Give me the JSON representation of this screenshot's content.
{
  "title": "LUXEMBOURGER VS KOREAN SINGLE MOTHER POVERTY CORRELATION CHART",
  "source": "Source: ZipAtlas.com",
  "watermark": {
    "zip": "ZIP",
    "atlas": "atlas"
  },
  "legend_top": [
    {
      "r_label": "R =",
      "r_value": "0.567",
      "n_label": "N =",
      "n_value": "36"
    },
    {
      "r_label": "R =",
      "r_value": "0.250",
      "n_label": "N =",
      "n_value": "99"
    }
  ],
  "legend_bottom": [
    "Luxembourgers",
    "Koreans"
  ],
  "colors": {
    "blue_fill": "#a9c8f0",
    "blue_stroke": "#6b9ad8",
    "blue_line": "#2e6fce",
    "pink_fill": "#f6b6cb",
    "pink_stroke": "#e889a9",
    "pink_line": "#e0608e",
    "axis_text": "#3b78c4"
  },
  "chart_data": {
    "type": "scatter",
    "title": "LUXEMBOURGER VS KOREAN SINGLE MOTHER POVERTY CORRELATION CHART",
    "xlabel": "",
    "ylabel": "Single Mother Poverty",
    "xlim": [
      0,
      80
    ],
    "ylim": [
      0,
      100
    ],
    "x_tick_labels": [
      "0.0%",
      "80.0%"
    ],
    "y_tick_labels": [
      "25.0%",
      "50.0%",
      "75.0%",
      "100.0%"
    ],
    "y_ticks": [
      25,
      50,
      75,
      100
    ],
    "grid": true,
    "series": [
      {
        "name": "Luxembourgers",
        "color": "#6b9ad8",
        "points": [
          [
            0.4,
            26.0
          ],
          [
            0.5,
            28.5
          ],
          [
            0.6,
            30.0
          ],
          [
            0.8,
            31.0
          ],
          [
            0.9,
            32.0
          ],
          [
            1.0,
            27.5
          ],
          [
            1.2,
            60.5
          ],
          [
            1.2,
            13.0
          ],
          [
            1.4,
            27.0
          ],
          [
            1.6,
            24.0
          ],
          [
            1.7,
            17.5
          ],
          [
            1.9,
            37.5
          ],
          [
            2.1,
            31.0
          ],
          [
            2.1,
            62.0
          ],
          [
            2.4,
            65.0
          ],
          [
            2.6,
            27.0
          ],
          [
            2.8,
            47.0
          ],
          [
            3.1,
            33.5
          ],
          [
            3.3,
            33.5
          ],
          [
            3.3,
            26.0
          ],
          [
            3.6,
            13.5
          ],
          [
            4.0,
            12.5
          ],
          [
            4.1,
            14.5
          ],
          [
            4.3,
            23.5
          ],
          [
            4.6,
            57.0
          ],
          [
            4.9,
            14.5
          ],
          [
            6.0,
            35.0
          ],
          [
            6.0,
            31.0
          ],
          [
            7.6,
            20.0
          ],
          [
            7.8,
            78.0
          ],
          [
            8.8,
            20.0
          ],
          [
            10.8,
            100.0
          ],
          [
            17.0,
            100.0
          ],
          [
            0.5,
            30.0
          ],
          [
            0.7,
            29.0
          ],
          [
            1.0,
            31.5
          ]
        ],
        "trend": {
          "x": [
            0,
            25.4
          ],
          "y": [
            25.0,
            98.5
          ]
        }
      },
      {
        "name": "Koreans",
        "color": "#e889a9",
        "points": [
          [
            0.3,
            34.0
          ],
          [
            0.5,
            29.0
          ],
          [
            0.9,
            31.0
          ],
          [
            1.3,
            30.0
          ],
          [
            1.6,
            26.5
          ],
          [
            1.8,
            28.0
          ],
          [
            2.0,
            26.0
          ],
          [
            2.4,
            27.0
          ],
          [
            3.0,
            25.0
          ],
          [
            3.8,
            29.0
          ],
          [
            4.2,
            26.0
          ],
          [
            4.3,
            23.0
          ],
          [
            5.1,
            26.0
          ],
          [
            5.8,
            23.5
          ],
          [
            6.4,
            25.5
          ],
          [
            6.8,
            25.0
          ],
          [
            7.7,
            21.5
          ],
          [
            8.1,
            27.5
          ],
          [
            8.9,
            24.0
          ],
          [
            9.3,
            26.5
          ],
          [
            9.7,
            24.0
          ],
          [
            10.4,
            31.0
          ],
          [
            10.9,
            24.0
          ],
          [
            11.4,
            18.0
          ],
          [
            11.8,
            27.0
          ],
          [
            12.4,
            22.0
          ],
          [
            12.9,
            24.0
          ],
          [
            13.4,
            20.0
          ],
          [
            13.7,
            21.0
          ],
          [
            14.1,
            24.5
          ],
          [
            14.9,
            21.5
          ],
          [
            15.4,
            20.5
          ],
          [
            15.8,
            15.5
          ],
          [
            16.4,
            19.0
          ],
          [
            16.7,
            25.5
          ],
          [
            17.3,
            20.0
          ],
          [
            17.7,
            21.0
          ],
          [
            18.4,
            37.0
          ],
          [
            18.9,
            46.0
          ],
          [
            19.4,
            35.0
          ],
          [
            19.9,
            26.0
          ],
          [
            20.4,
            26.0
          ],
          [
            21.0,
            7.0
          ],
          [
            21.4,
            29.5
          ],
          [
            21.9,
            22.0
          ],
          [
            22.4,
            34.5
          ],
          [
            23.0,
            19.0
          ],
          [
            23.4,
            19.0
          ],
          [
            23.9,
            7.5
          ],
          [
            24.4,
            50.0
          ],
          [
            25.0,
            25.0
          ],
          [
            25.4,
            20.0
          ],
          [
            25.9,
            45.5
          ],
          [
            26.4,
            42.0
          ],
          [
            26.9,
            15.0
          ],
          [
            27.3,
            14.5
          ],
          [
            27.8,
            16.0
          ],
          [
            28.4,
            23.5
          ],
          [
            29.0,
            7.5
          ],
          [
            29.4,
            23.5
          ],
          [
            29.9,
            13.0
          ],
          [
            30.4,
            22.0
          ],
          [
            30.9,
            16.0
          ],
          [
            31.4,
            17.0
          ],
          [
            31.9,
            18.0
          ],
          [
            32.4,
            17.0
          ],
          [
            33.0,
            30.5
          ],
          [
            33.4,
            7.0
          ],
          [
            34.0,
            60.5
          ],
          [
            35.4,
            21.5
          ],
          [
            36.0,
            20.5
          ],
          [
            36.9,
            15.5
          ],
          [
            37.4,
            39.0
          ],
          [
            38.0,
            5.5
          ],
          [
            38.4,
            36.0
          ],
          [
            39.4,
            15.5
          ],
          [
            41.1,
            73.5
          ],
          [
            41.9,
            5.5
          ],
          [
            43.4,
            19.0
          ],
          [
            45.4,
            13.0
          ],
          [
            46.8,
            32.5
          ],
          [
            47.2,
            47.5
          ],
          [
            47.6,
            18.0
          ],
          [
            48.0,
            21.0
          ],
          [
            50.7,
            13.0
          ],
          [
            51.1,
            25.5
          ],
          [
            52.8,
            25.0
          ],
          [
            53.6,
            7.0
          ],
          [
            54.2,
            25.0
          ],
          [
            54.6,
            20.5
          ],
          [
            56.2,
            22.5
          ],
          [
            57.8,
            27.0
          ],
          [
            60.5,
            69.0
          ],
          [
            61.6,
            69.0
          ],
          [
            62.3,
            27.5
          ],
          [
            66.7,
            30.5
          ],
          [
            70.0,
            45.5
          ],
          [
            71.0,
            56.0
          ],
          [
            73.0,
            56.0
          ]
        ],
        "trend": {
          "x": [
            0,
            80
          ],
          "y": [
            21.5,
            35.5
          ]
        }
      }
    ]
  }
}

*OBJECTIVE*. Output the whole listing above again, word for word.

*COMPLETED TASK*.
Give me the JSON representation of this screenshot's content.
{
  "title": "LUXEMBOURGER VS KOREAN SINGLE MOTHER POVERTY CORRELATION CHART",
  "source": "Source: ZipAtlas.com",
  "watermark": {
    "zip": "ZIP",
    "atlas": "atlas"
  },
  "legend_top": [
    {
      "r_label": "R =",
      "r_value": "0.567",
      "n_label": "N =",
      "n_value": "36"
    },
    {
      "r_label": "R =",
      "r_value": "0.250",
      "n_label": "N =",
      "n_value": "99"
    }
  ],
  "legend_bottom": [
    "Luxembourgers",
    "Koreans"
  ],
  "colors": {
    "blue_fill": "#a9c8f0",
    "blue_stroke": "#6b9ad8",
    "blue_line": "#2e6fce",
    "pink_fill": "#f6b6cb",
    "pink_stroke": "#e889a9",
    "pink_line": "#e0608e",
    "axis_text": "#3b78c4"
  },
  "chart_data": {
    "type": "scatter",
    "title": "LUXEMBOURGER VS KOREAN SINGLE MOTHER POVERTY CORRELATION CHART",
    "xlabel": "",
    "ylabel": "Single Mother Poverty",
    "xlim": [
      0,
      80
    ],
    "ylim": [
      0,
      100
    ],
    "x_tick_labels": [
      "0.0%",
      "80.0%"
    ],
    "y_tick_labels": [
      "25.0%",
      "50.0%",
      "75.0%",
      "100.0%"
    ],
    "y_ticks": [
      25,
      50,
      75,
      100
    ],
    "grid": true,
    "series": [
      {
        "name": "Luxembourgers",
        "color": "#6b9ad8",
        "points": [
          [
            0.4,
            26.0
          ],
          [
            0.5,
            28.5
          ],
          [
            0.6,
            30.0
          ],
          [
            0.8,
            31.0
          ],
          [
            0.9,
            32.0
          ],
          [
            1.0,
            27.5
          ],
          [
            1.2,
            60.5
          ],
          [
            1.2,
            13.0
          ],
          [
            1.4,
            27.0
          ],
          [
            1.6,
            24.0
          ],
          [
            1.7,
            17.5
          ],
          [
            1.9,
            37.5
          ],
          [
            2.1,
            31.0
          ],
          [
            2.1,
            62.0
          ],
          [
            2.4,
            65.0
          ],
          [
            2.6,
            27.0
          ],
          [
            2.8,
            47.0
          ],
          [
            3.1,
            33.5
          ],
          [
            3.3,
            33.5
          ],
          [
            3.3,
            26.0
          ],
          [
            3.6,
            13.5
          ],
          [
            4.0,
            12.5
          ],
          [
            4.1,
            14.5
          ],
          [
            4.3,
            23.5
          ],
          [
            4.6,
            57.0
          ],
          [
            4.9,
            14.5
          ],
          [
            6.0,
            35.0
          ],
          [
            6.0,
            31.0
          ],
          [
            7.6,
            20.0
          ],
          [
            7.8,
            78.0
          ],
          [
            8.8,
            20.0
          ],
          [
            10.8,
            100.0
          ],
          [
            17.0,
            100.0
          ],
          [
            0.5,
            30.0
          ],
          [
            0.7,
            29.0
          ],
          [
            1.0,
            31.5
          ]
        ],
        "trend": {
          "x": [
            0,
            25.4
          ],
          "y": [
            25.0,
            98.5
          ]
        }
      },
      {
        "name": "Koreans",
        "color": "#e889a9",
        "points": [
          [
            0.3,
            34.0
          ],
          [
            0.5,
            29.0
          ],
          [
            0.9,
            31.0
          ],
          [
            1.3,
            30.0
          ],
          [
            1.6,
            26.5
          ],
          [
            1.8,
            28.0
          ],
          [
            2.0,
            26.0
          ],
          [
            2.4,
            27.0
          ],
          [
            3.0,
            25.0
          ],
          [
            3.8,
            29.0
          ],
          [
            4.2,
            26.0
          ],
          [
            4.3,
            23.0
          ],
          [
            5.1,
            26.0
          ],
          [
            5.8,
            23.5
          ],
          [
            6.4,
            25.5
          ],
          [
            6.8,
            25.0
          ],
          [
            7.7,
            21.5
          ],
          [
            8.1,
            27.5
          ],
          [
            8.9,
            24.0
          ],
          [
            9.3,
            26.5
          ],
          [
            9.7,
            24.0
          ],
          [
            10.4,
            31.0
          ],
          [
            10.9,
            24.0
          ],
          [
            11.4,
            18.0
          ],
          [
            11.8,
            27.0
          ],
          [
            12.4,
            22.0
          ],
          [
            12.9,
            24.0
          ],
          [
            13.4,
            20.0
          ],
          [
            13.7,
            21.0
          ],
          [
            14.1,
            24.5
          ],
          [
            14.9,
            21.5
          ],
          [
            15.4,
            20.5
          ],
          [
            15.8,
            15.5
          ],
          [
            16.4,
            19.0
          ],
          [
            16.7,
            25.5
          ],
          [
            17.3,
            20.0
          ],
          [
            17.7,
            21.0
          ],
          [
            18.4,
            37.0
          ],
          [
            18.9,
            46.0
          ],
          [
            19.4,
            35.0
          ],
          [
            19.9,
            26.0
          ],
          [
            20.4,
            26.0
          ],
          [
            21.0,
            7.0
          ],
          [
            21.4,
            29.5
          ],
          [
            21.9,
            22.0
          ],
          [
            22.4,
            34.5
          ],
          [
            23.0,
            19.0
          ],
          [
            23.4,
            19.0
          ],
          [
            23.9,
            7.5
          ],
          [
            24.4,
            50.0
          ],
          [
            25.0,
            25.0
          ],
          [
            25.4,
            20.0
          ],
          [
            25.9,
            45.5
          ],
          [
            26.4,
            42.0
          ],
          [
            26.9,
            15.0
          ],
          [
            27.3,
            14.5
          ],
          [
            27.8,
            16.0
          ],
          [
            28.4,
            23.5
          ],
          [
            29.0,
            7.5
          ],
          [
            29.4,
            23.5
          ],
          [
            29.9,
            13.0
          ],
          [
            30.4,
            22.0
          ],
          [
            30.9,
            16.0
          ],
          [
            31.4,
            17.0
          ],
          [
            31.9,
            18.0
          ],
          [
            32.4,
            17.0
          ],
          [
            33.0,
            30.5
          ],
          [
            33.4,
            7.0
          ],
          [
            34.0,
            60.5
          ],
          [
            35.4,
            21.5
          ],
          [
            36.0,
            20.5
          ],
          [
            36.9,
            15.5
          ],
          [
            37.4,
            39.0
          ],
          [
            38.0,
            5.5
          ],
          [
            38.4,
            36.0
          ],
          [
            39.4,
            15.5
          ],
          [
            41.1,
            73.5
          ],
          [
            41.9,
            5.5
          ],
          [
            43.4,
            19.0
          ],
          [
            45.4,
            13.0
          ],
          [
            46.8,
            32.5
          ],
          [
            47.2,
            47.5
          ],
          [
            47.6,
            18.0
          ],
          [
            48.0,
            21.0
          ],
          [
            50.7,
            13.0
          ],
          [
            51.1,
            25.5
          ],
          [
            52.8,
            25.0
          ],
          [
            53.6,
            7.0
          ],
          [
            54.2,
            25.0
          ],
          [
            54.6,
            20.5
          ],
          [
            56.2,
            22.5
          ],
          [
            57.8,
            27.0
          ],
          [
            60.5,
            69.0
          ],
          [
            61.6,
            69.0
          ],
          [
            62.3,
            27.5
          ],
          [
            66.7,
            30.5
          ],
          [
            70.0,
            45.5
          ],
          [
            71.0,
            56.0
          ],
          [
            73.0,
            56.0
          ]
        ],
        "trend": {
          "x": [
            0,
            80
          ],
          "y": [
            21.5,
            35.5
          ]
        }
      }
    ]
  }
}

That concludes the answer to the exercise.